◆ **Task to complete**:
Can you write out the whole listing exactly?

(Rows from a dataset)

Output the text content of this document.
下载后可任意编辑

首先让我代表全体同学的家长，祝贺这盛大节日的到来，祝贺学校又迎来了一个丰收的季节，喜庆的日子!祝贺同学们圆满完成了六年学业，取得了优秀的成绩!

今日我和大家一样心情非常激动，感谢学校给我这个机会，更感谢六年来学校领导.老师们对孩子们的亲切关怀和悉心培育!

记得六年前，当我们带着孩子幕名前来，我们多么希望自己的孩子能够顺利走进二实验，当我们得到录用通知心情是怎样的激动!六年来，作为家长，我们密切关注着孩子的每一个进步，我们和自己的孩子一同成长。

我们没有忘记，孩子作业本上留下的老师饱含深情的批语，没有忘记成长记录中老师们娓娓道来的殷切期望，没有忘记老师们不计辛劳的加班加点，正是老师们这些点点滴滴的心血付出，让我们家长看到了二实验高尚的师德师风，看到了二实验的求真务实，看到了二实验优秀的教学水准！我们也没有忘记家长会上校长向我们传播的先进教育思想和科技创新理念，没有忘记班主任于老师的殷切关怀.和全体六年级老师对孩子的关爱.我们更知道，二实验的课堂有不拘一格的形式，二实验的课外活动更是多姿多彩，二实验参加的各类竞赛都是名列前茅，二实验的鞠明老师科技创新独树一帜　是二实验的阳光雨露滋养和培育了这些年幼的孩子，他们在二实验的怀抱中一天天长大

◆ **Answer to the exercise**:
Output the text content of this document.
下载后可任意编辑

首先让我代表全体同学的家长，祝贺这盛大节日的到来，祝贺学校又迎来了一个丰收的季节，喜庆的日子!祝贺同学们圆满完成了六年学业，取得了优秀的成绩!

今日我和大家一样心情非常激动，感谢学校给我这个机会，更感谢六年来学校领导.老师们对孩子们的亲切关怀和悉心培育!

记得六年前，当我们带着孩子幕名前来，我们多么希望自己的孩子能够顺利走进二实验，当我们得到录用通知心情是怎样的激动!六年来，作为家长，我们密切关注着孩子的每一个进步，我们和自己的孩子一同成长。

我们没有忘记，孩子作业本上留下的老师饱含深情的批语，没有忘记成长记录中老师们娓娓道来的殷切期望，没有忘记老师们不计辛劳的加班加点，正是老师们这些点点滴滴的心血付出，让我们家长看到了二实验高尚的师德师风，看到了二实验的求真务实，看到了二实验优秀的教学水准！我们也没有忘记家长会上校长向我们传播的先进教育思想和科技创新理念，没有忘记班主任于老师的殷切关怀.和全体六年级老师对孩子的关爱.我们更知道，二实验的课堂有不拘一格的形式，二实验的课外活动更是多姿多彩，二实验参加的各类竞赛都是名列前茅，二实验的鞠明老师科技创新独树一帜　是二实验的阳光雨露滋养和培育了这些年幼的孩子，他们在二实验的怀抱中一天天长大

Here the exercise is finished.